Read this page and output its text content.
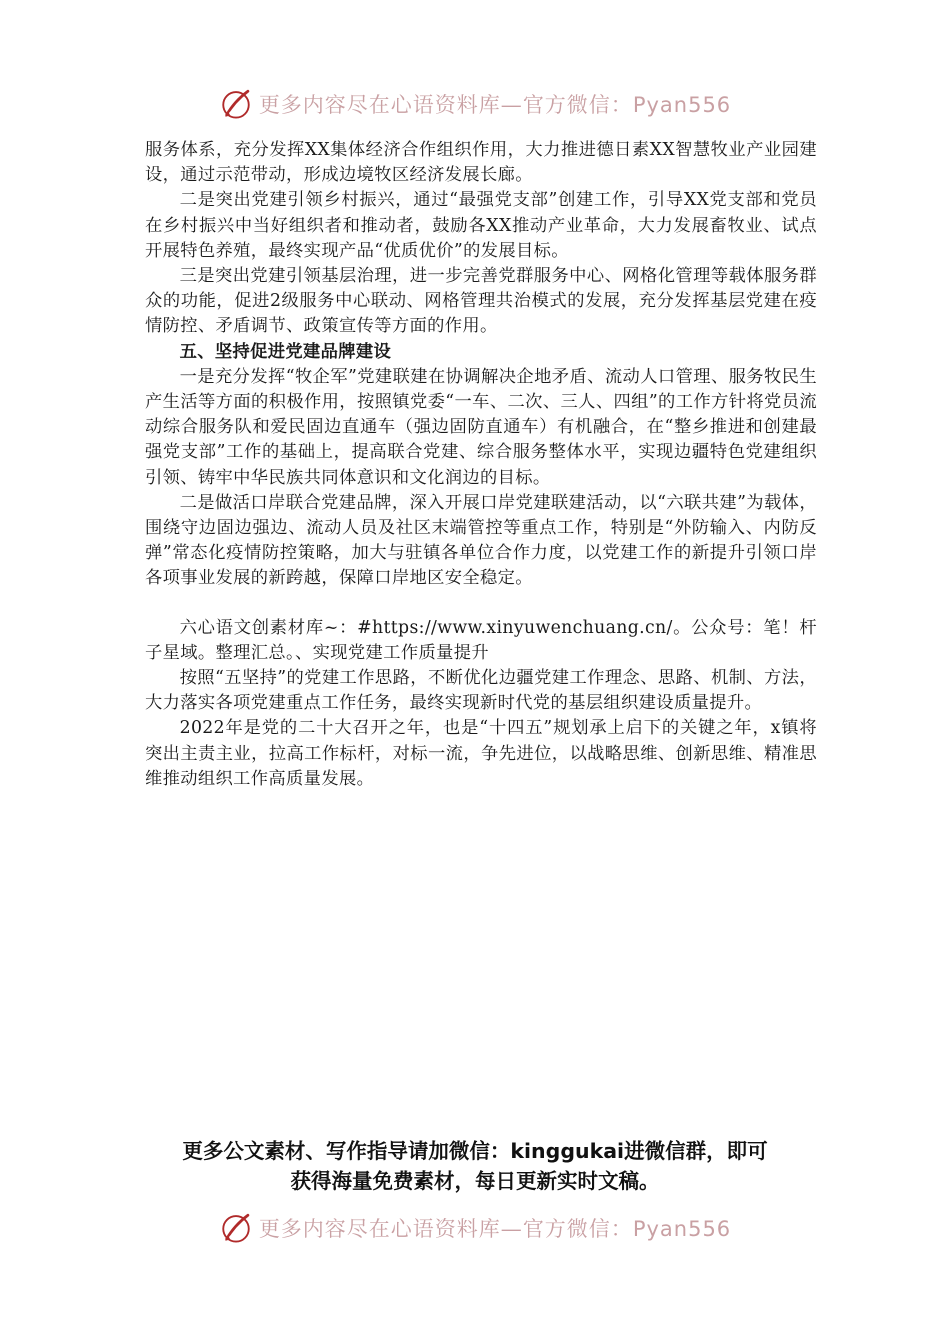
更多内容尽在心语资料库—官方微信：Pyan556

服务体系，充分发挥XX集体经济合作组织作用，大力推进德日素XX智慧牧业产业园建设，通过示范带动，形成边境牧区经济发展长廊。

二是突出党建引领乡村振兴，通过“最强党支部”创建工作，引导XX党支部和党员在乡村振兴中当好组织者和推动者，鼓励各XX推动产业革命，大力发展畜牧业、试点开展特色养殖，最终实现产品“优质优价”的发展目标。

三是突出党建引领基层治理，进一步完善党群服务中心、网格化管理等载体服务群众的功能，促进2级服务中心联动、网格管理共治模式的发展，充分发挥基层党建在疫情防控、矛盾调节、政策宣传等方面的作用。

五、坚持促进党建品牌建设

一是充分发挥“牧企军”党建联建在协调解决企地矛盾、流动人口管理、服务牧民生产生活等方面的积极作用，按照镇党委“一车、二次、三人、四组”的工作方针将党员流动综合服务队和爱民固边直通车（强边固防直通车）有机融合，在“整乡推进和创建最强党支部”工作的基础上，提高联合党建、综合服务整体水平，实现边疆特色党建组织引领、铸牢中华民族共同体意识和文化润边的目标。

二是做活口岸联合党建品牌，深入开展口岸党建联建活动，以“六联共建”为载体，围绕守边固边强边、流动人员及社区末端管控等重点工作，特别是“外防输入、内防反弹”常态化疫情防控策略，加大与驻镇各单位合作力度，以党建工作的新提升引领口岸各项事业发展的新跨越，保障口岸地区安全稳定。

六心语文创素材库~：#https://www.xinyuwenchuang.cn/。公众号：笔！杆子星域。整理汇总。、实现党建工作质量提升

按照“五坚持”的党建工作思路，不断优化边疆党建工作理念、思路、机制、方法，大力落实各项党建重点工作任务，最终实现新时代党的基层组织建设质量提升。

2022年是党的二十大召开之年，也是“十四五”规划承上启下的关键之年，x镇将突出主责主业，拉高工作标杆，对标一流，争先进位，以战略思维、创新思维、精准思维推动组织工作高质量发展。

更多公文素材、写作指导请加微信：kinggukai进微信群，即可

获得海量免费素材，每日更新实时文稿。

更多内容尽在心语资料库—官方微信：Pyan556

*WRITTEN REQUEST*
Give every record back exactly as it reads, with no images.

*FINISHED EXERCISE*
Read this page and output its text content.
更多内容尽在心语资料库—官方微信：Pyan556

服务体系，充分发挥XX集体经济合作组织作用，大力推进德日素XX智慧牧业产业园建设，通过示范带动，形成边境牧区经济发展长廊。

二是突出党建引领乡村振兴，通过“最强党支部”创建工作，引导XX党支部和党员在乡村振兴中当好组织者和推动者，鼓励各XX推动产业革命，大力发展畜牧业、试点开展特色养殖，最终实现产品“优质优价”的发展目标。

三是突出党建引领基层治理，进一步完善党群服务中心、网格化管理等载体服务群众的功能，促进2级服务中心联动、网格管理共治模式的发展，充分发挥基层党建在疫情防控、矛盾调节、政策宣传等方面的作用。

五、坚持促进党建品牌建设

一是充分发挥“牧企军”党建联建在协调解决企地矛盾、流动人口管理、服务牧民生产生活等方面的积极作用，按照镇党委“一车、二次、三人、四组”的工作方针将党员流动综合服务队和爱民固边直通车（强边固防直通车）有机融合，在“整乡推进和创建最强党支部”工作的基础上，提高联合党建、综合服务整体水平，实现边疆特色党建组织引领、铸牢中华民族共同体意识和文化润边的目标。

二是做活口岸联合党建品牌，深入开展口岸党建联建活动，以“六联共建”为载体，围绕守边固边强边、流动人员及社区末端管控等重点工作，特别是“外防输入、内防反弹”常态化疫情防控策略，加大与驻镇各单位合作力度，以党建工作的新提升引领口岸各项事业发展的新跨越，保障口岸地区安全稳定。

六心语文创素材库~：#https://www.xinyuwenchuang.cn/。公众号：笔！杆子星域。整理汇总。、实现党建工作质量提升

按照“五坚持”的党建工作思路，不断优化边疆党建工作理念、思路、机制、方法，大力落实各项党建重点工作任务，最终实现新时代党的基层组织建设质量提升。

2022年是党的二十大召开之年，也是“十四五”规划承上启下的关键之年，x镇将突出主责主业，拉高工作标杆，对标一流，争先进位，以战略思维、创新思维、精准思维推动组织工作高质量发展。

更多公文素材、写作指导请加微信：kinggukai进微信群，即可

获得海量免费素材，每日更新实时文稿。

更多内容尽在心语资料库—官方微信：Pyan556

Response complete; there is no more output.